**TASK DETAILS**
From the listing below, select every line where the word "activities" appears.

[Stored data]

· · · ·

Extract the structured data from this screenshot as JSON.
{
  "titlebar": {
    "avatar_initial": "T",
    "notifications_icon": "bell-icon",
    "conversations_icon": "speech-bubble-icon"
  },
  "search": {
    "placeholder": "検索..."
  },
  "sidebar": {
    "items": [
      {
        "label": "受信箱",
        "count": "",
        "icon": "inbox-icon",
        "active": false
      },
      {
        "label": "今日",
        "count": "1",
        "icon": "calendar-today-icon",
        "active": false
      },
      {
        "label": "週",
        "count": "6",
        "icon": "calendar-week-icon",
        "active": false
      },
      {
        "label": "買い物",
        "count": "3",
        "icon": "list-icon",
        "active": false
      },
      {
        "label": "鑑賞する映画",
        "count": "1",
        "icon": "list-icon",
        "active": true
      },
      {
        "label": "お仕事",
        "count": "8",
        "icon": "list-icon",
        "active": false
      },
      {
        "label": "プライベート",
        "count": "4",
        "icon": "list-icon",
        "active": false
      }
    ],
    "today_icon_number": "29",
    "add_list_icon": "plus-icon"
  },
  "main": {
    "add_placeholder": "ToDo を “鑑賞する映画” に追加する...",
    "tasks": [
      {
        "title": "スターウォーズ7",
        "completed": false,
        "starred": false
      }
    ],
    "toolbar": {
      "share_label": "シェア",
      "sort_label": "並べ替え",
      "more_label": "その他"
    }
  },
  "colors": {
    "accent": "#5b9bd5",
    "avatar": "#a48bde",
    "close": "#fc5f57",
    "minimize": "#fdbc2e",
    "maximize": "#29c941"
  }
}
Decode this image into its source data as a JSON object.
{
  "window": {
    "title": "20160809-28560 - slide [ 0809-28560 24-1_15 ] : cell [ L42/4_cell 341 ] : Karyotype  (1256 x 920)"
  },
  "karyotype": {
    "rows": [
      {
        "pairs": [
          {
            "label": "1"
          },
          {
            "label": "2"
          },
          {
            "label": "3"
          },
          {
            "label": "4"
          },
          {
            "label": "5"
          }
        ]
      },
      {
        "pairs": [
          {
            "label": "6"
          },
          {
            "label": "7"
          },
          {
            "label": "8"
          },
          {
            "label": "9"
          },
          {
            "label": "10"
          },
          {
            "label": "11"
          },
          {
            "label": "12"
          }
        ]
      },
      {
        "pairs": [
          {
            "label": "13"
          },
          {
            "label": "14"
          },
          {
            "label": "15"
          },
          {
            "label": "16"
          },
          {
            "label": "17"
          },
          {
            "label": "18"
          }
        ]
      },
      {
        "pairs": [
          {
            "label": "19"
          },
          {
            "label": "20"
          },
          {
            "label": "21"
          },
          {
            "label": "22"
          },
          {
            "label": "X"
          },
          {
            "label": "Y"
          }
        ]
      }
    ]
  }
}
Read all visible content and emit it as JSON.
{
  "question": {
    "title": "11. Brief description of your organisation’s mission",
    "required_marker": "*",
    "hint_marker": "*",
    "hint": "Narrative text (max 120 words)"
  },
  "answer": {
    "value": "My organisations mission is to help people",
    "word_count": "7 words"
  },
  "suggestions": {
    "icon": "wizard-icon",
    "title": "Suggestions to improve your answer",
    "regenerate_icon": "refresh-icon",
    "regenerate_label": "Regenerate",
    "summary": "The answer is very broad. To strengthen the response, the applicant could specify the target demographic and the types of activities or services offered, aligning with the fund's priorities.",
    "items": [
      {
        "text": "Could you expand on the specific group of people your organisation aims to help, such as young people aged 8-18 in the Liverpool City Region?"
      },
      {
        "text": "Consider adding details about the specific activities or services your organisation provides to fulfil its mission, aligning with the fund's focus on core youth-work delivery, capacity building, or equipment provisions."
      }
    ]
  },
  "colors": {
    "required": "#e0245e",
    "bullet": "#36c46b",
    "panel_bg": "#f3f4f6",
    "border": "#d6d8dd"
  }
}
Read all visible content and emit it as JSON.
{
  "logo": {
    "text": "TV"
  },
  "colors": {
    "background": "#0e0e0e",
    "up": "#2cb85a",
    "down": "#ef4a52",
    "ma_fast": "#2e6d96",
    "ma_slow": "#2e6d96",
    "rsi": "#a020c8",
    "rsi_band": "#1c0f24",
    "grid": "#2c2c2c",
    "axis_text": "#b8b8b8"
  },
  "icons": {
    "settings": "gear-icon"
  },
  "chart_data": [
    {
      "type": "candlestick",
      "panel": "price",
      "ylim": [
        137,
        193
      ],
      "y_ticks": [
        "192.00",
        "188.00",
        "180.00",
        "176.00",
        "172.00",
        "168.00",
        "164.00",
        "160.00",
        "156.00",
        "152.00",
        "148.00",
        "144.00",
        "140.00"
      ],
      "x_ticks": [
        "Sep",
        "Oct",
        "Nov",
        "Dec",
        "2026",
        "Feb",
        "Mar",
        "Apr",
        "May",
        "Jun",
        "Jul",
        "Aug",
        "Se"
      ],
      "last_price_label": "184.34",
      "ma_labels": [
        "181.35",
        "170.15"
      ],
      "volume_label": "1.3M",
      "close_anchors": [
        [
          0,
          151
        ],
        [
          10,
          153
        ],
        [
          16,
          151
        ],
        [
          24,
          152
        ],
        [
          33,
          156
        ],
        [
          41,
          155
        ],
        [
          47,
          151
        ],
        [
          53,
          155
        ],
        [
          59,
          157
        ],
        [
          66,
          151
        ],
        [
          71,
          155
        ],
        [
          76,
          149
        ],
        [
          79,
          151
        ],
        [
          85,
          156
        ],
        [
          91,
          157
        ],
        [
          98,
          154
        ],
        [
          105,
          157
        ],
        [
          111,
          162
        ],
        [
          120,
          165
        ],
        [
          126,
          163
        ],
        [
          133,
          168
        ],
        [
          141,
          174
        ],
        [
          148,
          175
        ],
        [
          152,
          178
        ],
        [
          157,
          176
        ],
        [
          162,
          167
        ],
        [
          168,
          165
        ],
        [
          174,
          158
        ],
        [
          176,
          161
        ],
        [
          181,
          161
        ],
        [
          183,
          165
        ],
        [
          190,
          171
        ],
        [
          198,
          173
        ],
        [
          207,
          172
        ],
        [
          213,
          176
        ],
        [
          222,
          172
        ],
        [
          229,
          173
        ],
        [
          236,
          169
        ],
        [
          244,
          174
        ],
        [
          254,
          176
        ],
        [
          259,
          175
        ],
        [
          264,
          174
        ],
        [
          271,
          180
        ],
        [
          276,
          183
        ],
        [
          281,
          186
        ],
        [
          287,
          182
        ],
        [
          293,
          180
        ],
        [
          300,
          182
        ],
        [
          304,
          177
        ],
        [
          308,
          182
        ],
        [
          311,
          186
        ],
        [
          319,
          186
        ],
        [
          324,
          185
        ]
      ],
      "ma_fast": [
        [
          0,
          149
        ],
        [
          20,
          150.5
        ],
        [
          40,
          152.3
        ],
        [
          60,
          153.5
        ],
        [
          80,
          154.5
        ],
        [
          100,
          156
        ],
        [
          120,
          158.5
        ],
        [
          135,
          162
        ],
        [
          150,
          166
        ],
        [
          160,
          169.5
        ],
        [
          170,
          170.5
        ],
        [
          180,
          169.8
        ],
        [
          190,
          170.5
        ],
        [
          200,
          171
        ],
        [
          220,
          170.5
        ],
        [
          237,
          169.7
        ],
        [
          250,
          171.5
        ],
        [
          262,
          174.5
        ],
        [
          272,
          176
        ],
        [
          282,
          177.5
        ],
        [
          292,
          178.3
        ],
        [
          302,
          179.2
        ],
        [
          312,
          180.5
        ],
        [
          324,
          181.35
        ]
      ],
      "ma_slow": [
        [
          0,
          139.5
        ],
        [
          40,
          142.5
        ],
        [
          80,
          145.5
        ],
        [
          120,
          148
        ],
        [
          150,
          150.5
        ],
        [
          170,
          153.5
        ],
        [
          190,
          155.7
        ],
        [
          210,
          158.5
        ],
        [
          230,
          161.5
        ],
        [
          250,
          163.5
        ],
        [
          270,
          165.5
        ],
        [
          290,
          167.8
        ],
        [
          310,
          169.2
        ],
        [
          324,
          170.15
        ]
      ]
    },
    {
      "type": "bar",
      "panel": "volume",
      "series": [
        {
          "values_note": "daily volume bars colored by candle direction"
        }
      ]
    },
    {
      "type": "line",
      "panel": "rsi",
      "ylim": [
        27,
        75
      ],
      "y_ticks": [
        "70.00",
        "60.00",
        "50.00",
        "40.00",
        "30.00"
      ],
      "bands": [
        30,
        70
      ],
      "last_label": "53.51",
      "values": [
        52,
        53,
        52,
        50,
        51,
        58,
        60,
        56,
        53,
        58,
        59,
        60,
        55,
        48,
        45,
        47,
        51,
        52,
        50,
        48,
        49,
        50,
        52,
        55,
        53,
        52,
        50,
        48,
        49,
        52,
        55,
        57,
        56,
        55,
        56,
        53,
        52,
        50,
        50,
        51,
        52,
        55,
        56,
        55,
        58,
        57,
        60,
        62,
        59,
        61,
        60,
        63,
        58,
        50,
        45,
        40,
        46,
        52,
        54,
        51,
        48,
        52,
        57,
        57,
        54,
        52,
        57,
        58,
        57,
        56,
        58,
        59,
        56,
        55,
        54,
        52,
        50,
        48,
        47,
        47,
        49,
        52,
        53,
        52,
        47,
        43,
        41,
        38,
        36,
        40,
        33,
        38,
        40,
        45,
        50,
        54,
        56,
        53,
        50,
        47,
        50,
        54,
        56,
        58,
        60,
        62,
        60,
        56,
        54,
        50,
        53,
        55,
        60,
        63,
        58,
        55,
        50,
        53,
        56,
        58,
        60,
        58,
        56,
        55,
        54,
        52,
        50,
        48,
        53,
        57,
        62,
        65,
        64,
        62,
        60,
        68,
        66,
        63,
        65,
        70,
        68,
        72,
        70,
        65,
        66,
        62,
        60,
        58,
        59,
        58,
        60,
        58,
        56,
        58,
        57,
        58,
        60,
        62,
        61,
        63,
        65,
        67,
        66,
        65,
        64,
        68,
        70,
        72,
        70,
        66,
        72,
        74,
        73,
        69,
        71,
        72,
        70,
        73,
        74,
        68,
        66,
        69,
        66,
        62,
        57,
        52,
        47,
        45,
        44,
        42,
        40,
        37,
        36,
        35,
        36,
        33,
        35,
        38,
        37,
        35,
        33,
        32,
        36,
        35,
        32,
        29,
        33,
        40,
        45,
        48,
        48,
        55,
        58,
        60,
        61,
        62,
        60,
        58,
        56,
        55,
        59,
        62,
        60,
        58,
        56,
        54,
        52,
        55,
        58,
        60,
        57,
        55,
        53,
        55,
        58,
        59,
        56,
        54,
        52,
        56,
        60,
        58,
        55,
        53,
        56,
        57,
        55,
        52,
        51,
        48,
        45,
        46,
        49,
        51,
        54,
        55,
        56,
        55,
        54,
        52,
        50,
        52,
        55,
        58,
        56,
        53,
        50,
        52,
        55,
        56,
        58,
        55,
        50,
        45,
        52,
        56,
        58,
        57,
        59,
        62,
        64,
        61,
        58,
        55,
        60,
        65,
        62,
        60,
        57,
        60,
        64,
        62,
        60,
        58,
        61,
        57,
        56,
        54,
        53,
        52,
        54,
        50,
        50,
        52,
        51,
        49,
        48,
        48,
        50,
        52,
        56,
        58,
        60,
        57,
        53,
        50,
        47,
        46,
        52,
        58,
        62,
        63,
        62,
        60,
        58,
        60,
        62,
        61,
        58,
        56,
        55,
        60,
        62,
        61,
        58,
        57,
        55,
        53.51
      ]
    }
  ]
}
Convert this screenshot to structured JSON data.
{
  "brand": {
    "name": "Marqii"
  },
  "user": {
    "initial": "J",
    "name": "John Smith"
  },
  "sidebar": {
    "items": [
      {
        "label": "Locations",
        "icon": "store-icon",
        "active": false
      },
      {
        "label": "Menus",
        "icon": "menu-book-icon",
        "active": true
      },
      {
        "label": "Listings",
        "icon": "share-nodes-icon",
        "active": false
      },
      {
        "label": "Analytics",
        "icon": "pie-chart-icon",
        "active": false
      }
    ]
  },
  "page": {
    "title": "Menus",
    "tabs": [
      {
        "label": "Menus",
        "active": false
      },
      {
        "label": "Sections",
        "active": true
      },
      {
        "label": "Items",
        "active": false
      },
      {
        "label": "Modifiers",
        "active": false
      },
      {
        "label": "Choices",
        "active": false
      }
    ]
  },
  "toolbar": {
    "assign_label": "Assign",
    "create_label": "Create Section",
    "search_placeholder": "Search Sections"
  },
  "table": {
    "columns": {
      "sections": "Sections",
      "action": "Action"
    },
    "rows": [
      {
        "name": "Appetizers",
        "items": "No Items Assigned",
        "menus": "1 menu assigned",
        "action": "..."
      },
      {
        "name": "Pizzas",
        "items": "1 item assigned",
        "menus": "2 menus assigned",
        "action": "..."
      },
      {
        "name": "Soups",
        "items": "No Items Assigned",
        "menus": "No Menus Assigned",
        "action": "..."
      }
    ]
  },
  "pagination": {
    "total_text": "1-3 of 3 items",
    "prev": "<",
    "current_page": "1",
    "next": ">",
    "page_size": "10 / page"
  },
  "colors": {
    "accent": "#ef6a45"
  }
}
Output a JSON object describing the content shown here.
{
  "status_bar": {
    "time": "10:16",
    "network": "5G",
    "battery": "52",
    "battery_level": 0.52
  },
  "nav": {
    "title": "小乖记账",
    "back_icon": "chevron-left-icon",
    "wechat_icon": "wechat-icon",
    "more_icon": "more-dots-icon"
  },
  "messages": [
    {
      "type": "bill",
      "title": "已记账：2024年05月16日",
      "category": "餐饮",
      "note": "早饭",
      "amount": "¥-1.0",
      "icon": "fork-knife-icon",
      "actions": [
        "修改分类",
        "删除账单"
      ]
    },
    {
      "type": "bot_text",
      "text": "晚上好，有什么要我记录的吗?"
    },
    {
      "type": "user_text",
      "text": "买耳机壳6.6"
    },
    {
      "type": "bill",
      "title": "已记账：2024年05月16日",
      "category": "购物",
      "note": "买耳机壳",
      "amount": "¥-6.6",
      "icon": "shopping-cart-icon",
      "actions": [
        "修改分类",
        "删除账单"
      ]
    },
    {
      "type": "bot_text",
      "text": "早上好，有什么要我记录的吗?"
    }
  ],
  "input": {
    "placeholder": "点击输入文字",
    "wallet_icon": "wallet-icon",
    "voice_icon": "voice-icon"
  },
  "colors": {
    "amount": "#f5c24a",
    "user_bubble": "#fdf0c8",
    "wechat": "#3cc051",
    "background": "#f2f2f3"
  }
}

· · · ·

**OUTPUT FOR THIS TASK**
    "summary": "The answer is very broad. To strengthen the response, the applicant could specify the target demographic and the types of activities or services offered, aligning with the fund's priorities.",
        "text": "Consider adding details about the specific activities or services your organisation provides to fulfil its mission, aligning with the fund's focus on core youth-work delivery, capacity building, or equipment provisions."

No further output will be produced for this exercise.